----- Source data -----

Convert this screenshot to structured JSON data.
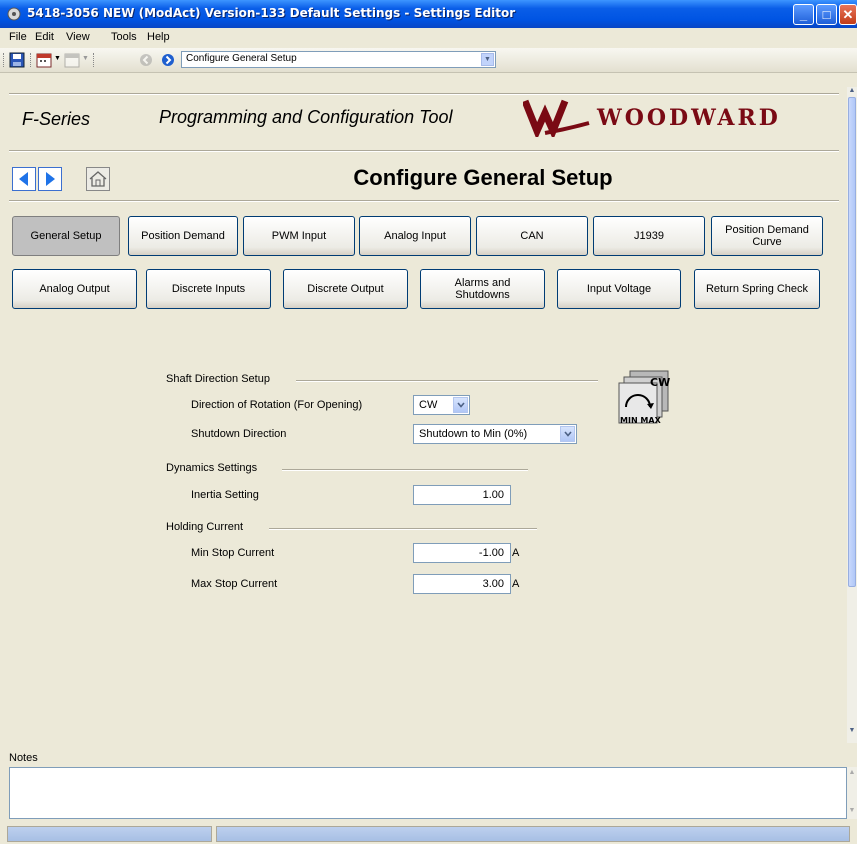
{
  "window": {
    "title": "5418-3056 NEW (ModAct) Version-133 Default Settings - Settings Editor",
    "min": "_",
    "max": "□",
    "close": "✕"
  },
  "menu": [
    "File",
    "Edit",
    "View",
    "Tools",
    "Help"
  ],
  "toolbar": {
    "page_selector_value": "Configure General Setup"
  },
  "brand": {
    "series": "F-Series",
    "product": "Programming and Configuration Tool",
    "company": "WOODWARD"
  },
  "page_title": "Configure  General Setup",
  "tabs_row1": [
    "General Setup",
    "Position Demand",
    "PWM Input",
    "Analog Input",
    "CAN",
    "J1939",
    "Position Demand\nCurve"
  ],
  "tabs_row2": [
    "Analog Output",
    "Discrete Inputs",
    "Discrete Output",
    "Alarms and\nShutdowns",
    "Input Voltage",
    "Return Spring Check"
  ],
  "active_tab": "General Setup",
  "shaft": {
    "group": "Shaft Direction Setup",
    "rotation_label": "Direction of Rotation (For Opening)",
    "rotation_value": "CW",
    "shutdown_label": "Shutdown Direction",
    "shutdown_value": "Shutdown to Min (0%)",
    "graphic_cw": "CW",
    "graphic_minmax": "MIN MAX"
  },
  "dynamics": {
    "group": "Dynamics Settings",
    "inertia_label": "Inertia Setting",
    "inertia_value": "1.00"
  },
  "holding": {
    "group": "Holding Current",
    "min_label": "Min Stop Current",
    "min_value": "-1.00",
    "max_label": "Max Stop Current",
    "max_value": "3.00",
    "unit": "A"
  },
  "notes": {
    "label": "Notes",
    "value": ""
  },
  "colors": {
    "title_blue": "#0054e3",
    "woodward_red": "#7a0a14",
    "window_bg": "#ece9d8"
  }
}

-----

What you need to do:
Without including any pictures, print each record exactly.

Task answer:
Convert this screenshot to structured JSON data.
{
  "window": {
    "title": "5418-3056 NEW (ModAct) Version-133 Default Settings - Settings Editor",
    "min": "_",
    "max": "□",
    "close": "✕"
  },
  "menu": [
    "File",
    "Edit",
    "View",
    "Tools",
    "Help"
  ],
  "toolbar": {
    "page_selector_value": "Configure General Setup"
  },
  "brand": {
    "series": "F-Series",
    "product": "Programming and Configuration Tool",
    "company": "WOODWARD"
  },
  "page_title": "Configure  General Setup",
  "tabs_row1": [
    "General Setup",
    "Position Demand",
    "PWM Input",
    "Analog Input",
    "CAN",
    "J1939",
    "Position Demand\nCurve"
  ],
  "tabs_row2": [
    "Analog Output",
    "Discrete Inputs",
    "Discrete Output",
    "Alarms and\nShutdowns",
    "Input Voltage",
    "Return Spring Check"
  ],
  "active_tab": "General Setup",
  "shaft": {
    "group": "Shaft Direction Setup",
    "rotation_label": "Direction of Rotation (For Opening)",
    "rotation_value": "CW",
    "shutdown_label": "Shutdown Direction",
    "shutdown_value": "Shutdown to Min (0%)",
    "graphic_cw": "CW",
    "graphic_minmax": "MIN MAX"
  },
  "dynamics": {
    "group": "Dynamics Settings",
    "inertia_label": "Inertia Setting",
    "inertia_value": "1.00"
  },
  "holding": {
    "group": "Holding Current",
    "min_label": "Min Stop Current",
    "min_value": "-1.00",
    "max_label": "Max Stop Current",
    "max_value": "3.00",
    "unit": "A"
  },
  "notes": {
    "label": "Notes",
    "value": ""
  },
  "colors": {
    "title_blue": "#0054e3",
    "woodward_red": "#7a0a14",
    "window_bg": "#ece9d8"
  }
}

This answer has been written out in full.